### TASK STATEMENT
Return each line containing "культурную".

## begin

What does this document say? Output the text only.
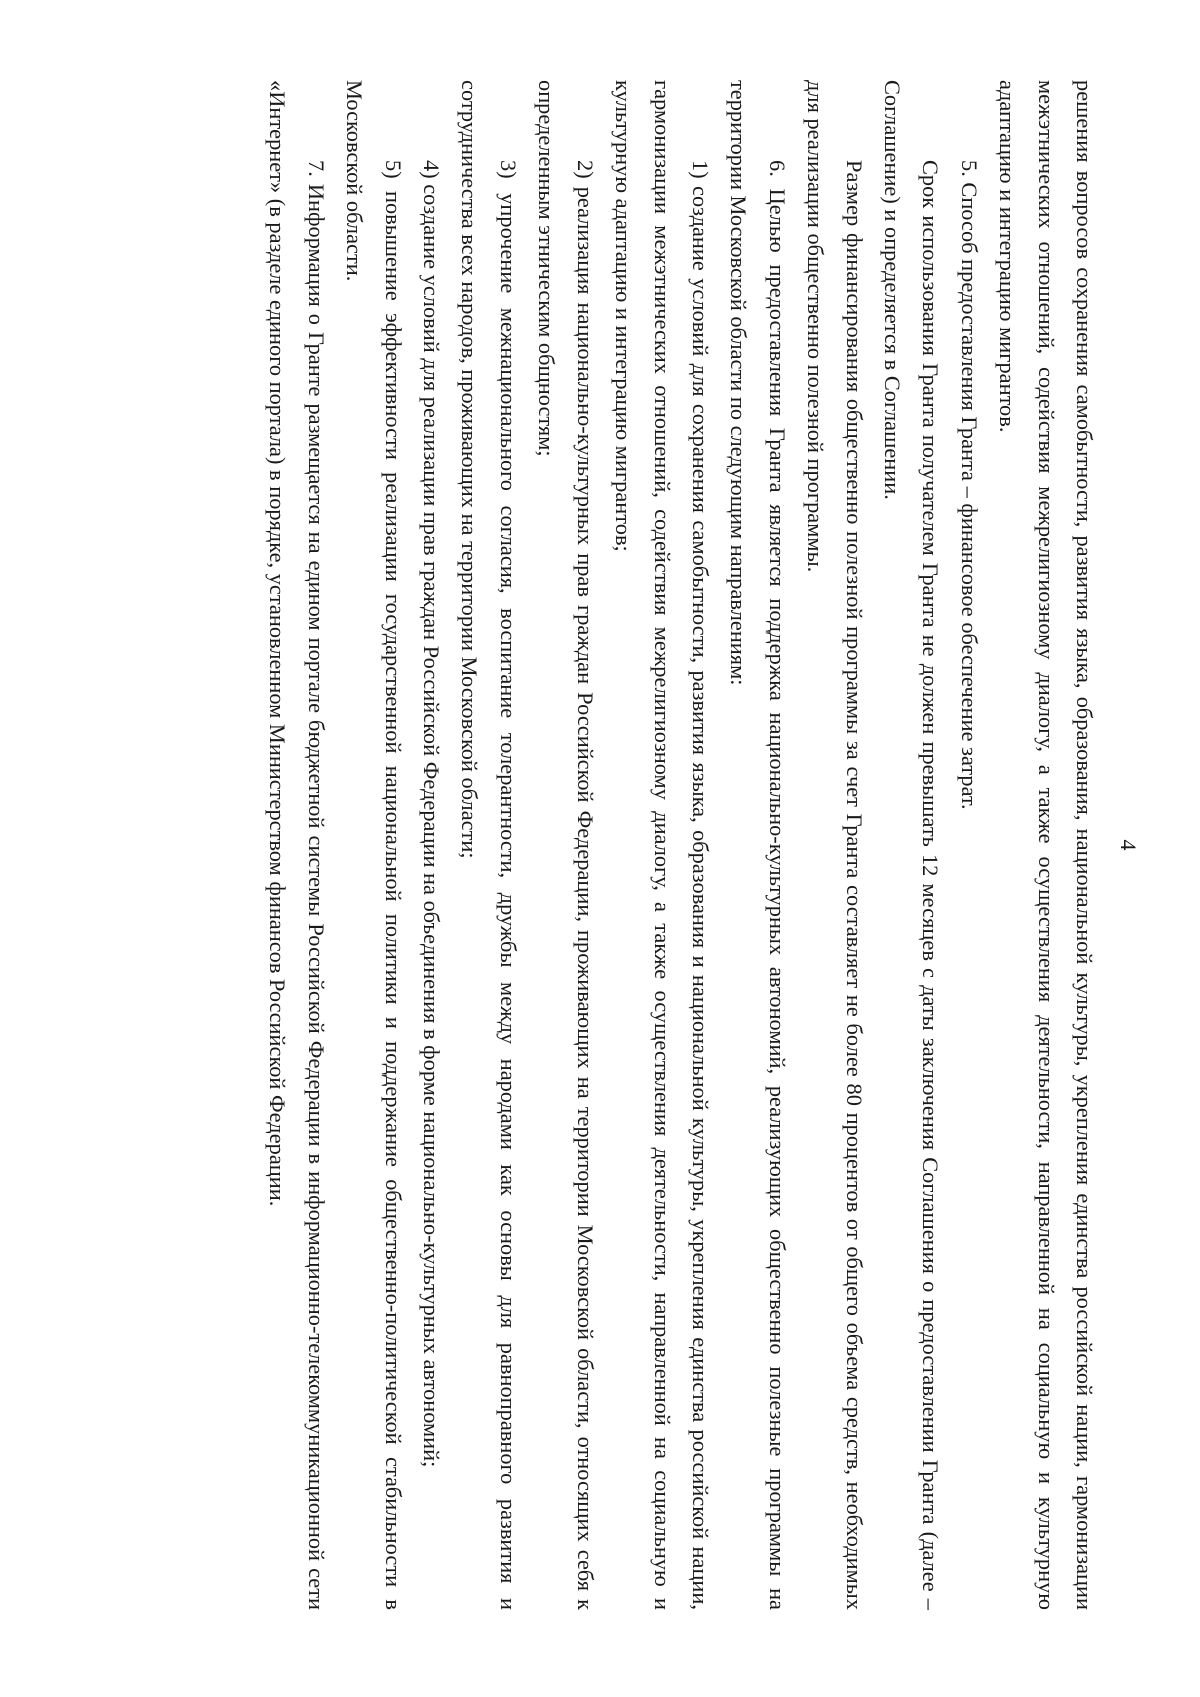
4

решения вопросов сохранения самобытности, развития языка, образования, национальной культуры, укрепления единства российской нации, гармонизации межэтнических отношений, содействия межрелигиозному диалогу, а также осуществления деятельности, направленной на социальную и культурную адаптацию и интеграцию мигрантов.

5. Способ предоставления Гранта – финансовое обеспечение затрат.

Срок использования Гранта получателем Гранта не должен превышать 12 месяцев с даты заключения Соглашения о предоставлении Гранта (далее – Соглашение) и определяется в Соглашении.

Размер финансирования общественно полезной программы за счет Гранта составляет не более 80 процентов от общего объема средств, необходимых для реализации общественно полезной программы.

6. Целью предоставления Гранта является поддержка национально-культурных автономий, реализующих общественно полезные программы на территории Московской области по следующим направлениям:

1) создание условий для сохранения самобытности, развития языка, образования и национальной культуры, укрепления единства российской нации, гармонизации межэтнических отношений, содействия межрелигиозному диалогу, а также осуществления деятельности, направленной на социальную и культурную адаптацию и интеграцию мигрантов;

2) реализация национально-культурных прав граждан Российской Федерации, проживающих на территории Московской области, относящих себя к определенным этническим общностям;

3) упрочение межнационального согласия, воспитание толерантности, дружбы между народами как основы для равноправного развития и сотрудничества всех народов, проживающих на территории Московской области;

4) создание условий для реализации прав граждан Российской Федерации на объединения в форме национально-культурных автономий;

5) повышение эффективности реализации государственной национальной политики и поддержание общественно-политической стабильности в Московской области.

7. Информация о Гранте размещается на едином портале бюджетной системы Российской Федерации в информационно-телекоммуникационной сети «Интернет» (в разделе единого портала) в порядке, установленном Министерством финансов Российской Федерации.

## end

### RESULT OF THIS TASK
решения вопросов сохранения самобытности, развития языка, образования, национальной культуры, укрепления единства российской нации, гармонизации межэтнических отношений, содействия межрелигиозному диалогу, а также осуществления деятельности, направленной на социальную и культурную адаптацию и интеграцию мигрантов.
1) создание условий для сохранения самобытности, развития языка, образования и национальной культуры, укрепления единства российской нации, гармонизации межэтнических отношений, содействия межрелигиозному диалогу, а также осуществления деятельности, направленной на социальную и культурную адаптацию и интеграцию мигрантов;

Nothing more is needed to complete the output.